Task requirements: Copy out each line of the listing that has the word "structured" in it.

Supplied data:
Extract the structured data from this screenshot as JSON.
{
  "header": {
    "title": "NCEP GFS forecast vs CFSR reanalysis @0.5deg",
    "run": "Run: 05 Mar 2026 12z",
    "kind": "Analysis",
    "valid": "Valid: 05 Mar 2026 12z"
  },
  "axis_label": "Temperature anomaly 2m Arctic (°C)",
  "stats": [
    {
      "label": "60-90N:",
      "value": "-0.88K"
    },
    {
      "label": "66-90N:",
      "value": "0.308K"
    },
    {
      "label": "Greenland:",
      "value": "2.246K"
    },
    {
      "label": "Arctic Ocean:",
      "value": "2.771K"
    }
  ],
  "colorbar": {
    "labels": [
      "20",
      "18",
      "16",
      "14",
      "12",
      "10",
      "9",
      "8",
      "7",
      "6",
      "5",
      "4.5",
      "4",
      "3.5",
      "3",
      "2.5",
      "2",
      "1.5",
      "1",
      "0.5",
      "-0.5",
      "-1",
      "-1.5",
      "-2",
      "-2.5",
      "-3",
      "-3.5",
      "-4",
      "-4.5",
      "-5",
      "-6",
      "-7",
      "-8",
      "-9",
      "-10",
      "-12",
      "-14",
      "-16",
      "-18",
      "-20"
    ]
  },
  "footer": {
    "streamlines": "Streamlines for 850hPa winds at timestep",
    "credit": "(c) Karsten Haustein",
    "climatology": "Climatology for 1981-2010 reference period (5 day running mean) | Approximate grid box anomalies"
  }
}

---

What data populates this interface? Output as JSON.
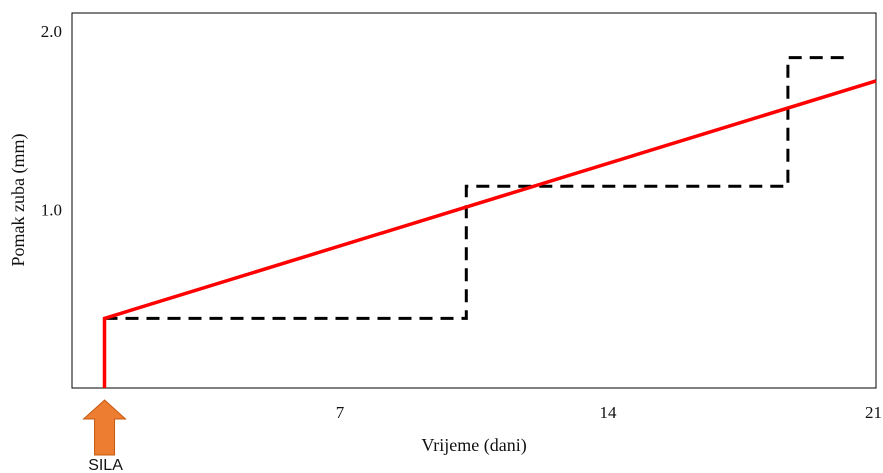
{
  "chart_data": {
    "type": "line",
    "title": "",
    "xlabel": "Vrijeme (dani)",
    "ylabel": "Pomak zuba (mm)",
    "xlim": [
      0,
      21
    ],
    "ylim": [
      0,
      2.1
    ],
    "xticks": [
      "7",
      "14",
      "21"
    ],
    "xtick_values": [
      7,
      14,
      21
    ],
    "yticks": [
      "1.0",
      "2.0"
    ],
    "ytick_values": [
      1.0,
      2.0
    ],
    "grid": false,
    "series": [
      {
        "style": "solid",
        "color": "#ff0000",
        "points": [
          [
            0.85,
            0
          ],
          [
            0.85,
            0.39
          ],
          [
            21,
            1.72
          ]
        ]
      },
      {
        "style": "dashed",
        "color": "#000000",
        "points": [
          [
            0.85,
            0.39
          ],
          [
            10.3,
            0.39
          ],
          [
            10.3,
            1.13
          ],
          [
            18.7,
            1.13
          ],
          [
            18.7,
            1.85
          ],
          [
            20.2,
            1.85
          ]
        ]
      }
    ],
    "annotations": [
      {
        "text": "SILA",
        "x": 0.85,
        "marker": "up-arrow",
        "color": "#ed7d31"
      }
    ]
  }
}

* * *

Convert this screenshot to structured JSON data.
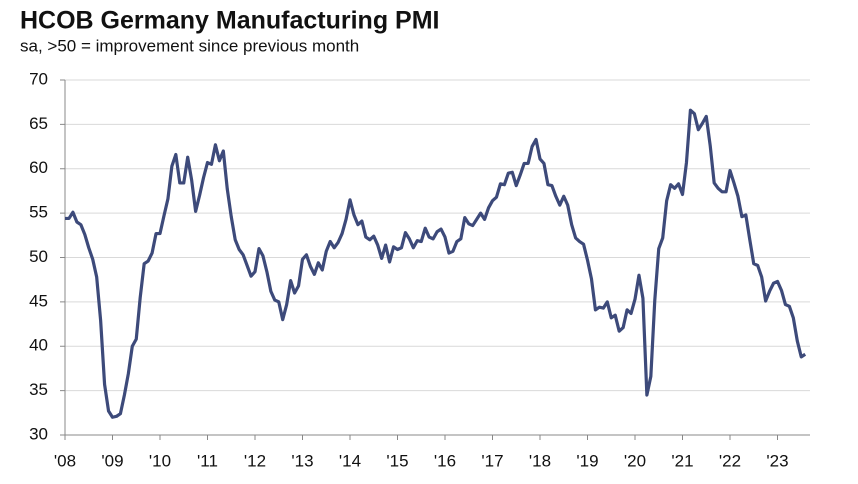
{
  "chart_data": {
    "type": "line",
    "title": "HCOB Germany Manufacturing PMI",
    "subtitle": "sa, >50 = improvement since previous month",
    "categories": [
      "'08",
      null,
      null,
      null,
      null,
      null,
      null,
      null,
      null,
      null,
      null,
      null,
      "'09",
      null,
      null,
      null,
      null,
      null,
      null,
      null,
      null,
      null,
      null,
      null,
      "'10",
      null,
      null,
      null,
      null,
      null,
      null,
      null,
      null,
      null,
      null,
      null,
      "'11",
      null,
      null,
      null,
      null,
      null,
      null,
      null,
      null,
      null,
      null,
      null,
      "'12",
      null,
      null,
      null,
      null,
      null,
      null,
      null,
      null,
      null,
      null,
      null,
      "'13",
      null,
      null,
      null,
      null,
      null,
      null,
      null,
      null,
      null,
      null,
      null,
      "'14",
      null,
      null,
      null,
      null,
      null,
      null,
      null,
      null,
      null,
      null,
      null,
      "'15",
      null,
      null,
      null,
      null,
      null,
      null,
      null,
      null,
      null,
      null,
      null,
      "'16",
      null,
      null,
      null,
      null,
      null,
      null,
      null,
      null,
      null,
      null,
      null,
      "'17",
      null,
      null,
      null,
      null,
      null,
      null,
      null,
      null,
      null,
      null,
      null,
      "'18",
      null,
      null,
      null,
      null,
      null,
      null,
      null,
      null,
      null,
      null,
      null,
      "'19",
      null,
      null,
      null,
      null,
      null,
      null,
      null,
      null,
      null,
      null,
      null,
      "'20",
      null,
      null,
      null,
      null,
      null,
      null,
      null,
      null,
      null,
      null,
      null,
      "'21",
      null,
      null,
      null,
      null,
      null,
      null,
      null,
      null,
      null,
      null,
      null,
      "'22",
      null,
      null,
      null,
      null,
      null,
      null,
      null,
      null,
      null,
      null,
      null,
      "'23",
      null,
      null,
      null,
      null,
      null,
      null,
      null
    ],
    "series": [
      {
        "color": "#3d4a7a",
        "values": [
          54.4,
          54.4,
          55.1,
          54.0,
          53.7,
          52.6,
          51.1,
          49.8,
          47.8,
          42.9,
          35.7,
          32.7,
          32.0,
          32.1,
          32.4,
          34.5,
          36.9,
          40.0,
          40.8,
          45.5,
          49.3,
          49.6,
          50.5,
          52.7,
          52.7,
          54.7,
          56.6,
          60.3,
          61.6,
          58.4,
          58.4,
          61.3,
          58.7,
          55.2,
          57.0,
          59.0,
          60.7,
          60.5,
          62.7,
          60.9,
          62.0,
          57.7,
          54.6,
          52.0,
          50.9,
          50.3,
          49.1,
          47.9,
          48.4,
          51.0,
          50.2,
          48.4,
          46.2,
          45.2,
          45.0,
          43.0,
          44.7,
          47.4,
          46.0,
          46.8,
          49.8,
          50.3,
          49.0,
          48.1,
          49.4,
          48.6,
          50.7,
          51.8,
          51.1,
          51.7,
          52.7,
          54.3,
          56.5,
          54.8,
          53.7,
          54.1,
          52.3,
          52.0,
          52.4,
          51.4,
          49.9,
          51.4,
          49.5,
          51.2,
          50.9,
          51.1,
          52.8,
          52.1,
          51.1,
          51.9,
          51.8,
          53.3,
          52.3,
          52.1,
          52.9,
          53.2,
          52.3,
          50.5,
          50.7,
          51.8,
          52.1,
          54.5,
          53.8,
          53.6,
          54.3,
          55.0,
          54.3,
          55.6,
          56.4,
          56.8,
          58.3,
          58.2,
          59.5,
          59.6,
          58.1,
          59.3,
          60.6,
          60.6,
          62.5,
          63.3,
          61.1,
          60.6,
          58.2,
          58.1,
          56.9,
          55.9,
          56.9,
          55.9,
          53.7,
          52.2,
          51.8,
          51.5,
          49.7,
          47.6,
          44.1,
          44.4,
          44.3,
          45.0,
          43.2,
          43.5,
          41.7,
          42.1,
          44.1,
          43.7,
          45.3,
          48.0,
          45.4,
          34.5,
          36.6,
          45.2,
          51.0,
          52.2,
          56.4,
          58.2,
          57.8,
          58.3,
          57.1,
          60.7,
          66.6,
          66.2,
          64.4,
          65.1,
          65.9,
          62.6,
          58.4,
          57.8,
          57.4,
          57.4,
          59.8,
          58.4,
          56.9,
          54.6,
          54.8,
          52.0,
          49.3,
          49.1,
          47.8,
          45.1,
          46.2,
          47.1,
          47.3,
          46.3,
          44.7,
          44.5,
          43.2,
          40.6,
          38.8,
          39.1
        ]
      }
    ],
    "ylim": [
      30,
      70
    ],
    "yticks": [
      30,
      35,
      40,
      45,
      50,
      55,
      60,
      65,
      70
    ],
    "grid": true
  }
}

Final result:
Extract the structured data from this screenshot as JSON.
Convert this screenshot to structured JSON data.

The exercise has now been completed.